Set out every one of the lines below as a Markdown table with the columns "Row" and "Line", numbering the rows and skipping blank lines. Leave the pictures out of the answer.
═════ Data in this exercise ═════
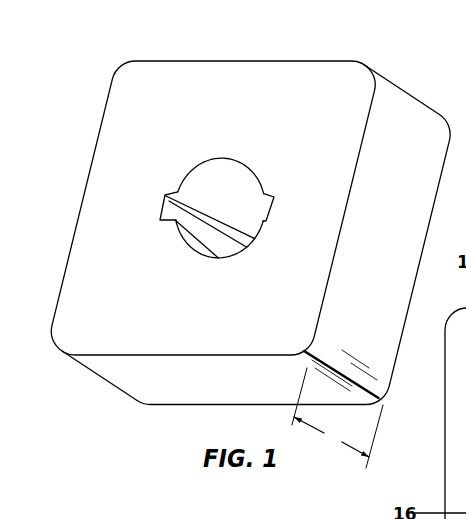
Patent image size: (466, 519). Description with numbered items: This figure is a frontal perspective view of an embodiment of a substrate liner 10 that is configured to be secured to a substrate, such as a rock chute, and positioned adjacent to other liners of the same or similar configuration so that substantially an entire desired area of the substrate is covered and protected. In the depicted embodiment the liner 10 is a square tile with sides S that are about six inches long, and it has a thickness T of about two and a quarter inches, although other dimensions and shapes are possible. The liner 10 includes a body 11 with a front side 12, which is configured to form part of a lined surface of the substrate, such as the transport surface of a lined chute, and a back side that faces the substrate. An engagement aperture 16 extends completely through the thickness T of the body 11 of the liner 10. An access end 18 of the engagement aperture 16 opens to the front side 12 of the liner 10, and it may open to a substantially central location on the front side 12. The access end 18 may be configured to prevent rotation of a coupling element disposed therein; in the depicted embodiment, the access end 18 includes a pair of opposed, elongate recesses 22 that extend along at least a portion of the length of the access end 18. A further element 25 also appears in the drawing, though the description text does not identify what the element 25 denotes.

The cutting insert 10 is at (107, 62).
The side surface 11 is at (390, 110).
The top surface 12 is at (208, 80).
The through hole 16 is at (182, 176).
The hole bore 18 is at (225, 185).
The key slot 22 is at (270, 209).
The insert thickness T is at (337, 418).
The adjacent figure element 25 is at (465, 377).
The surface S is at (445, 459).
═════
→ Solution to the exercise:
| Row | Line |
|---|---|
| 1 | Patent image size: (466, 519). Description with numbered items: This figure is a frontal perspective view of an embodiment of a substrate liner 10 that is configured to be secured to a substrate, such as a rock chute, and positioned adjacent to other liners of the same or similar configuration so that substantially an entire desired area of the substrate is covered and protected. In the depicted embodiment the liner 10 is a square tile with sides S that are about six inches long, and it has a thickness T of about two and a quarter inches, although other dimensions and shapes are possible. The liner 10 includes a body 11 with a front side 12, which is configured to form part of a lined surface of the substrate, such as the transport surface of a lined chute, and a back side that faces the substrate. An engagement aperture 16 extends completely through the thickness T of the body 11 of the liner 10. An access end 18 of the engagement aperture 16 opens to the front side 12 of the liner 10, and it may open to a substantially central location on the front side 12. The access end 18 may be configured to prevent rotation of a coupling element disposed therein; in the depicted embodiment, the access end 18 includes a pair of opposed, elongate recesses 22 that extend along at least a portion of the length of the access end 18. A further element 25 also appears in the drawing, though the description text does not identify what the element 25 denotes. |
| 2 | The cutting insert 10 is at (107, 62). |
| 3 | The side surface 11 is at (390, 110). |
| 4 | The top surface 12 is at (208, 80). |
| 5 | The through hole 16 is at (182, 176). |
| 6 | The hole bore 18 is at (225, 185). |
| 7 | The key slot 22 is at (270, 209). |
| 8 | The insert thickness T is at (337, 418). |
| 9 | The adjacent figure element 25 is at (465, 377). |
| 10 | The surface S is at (445, 459). |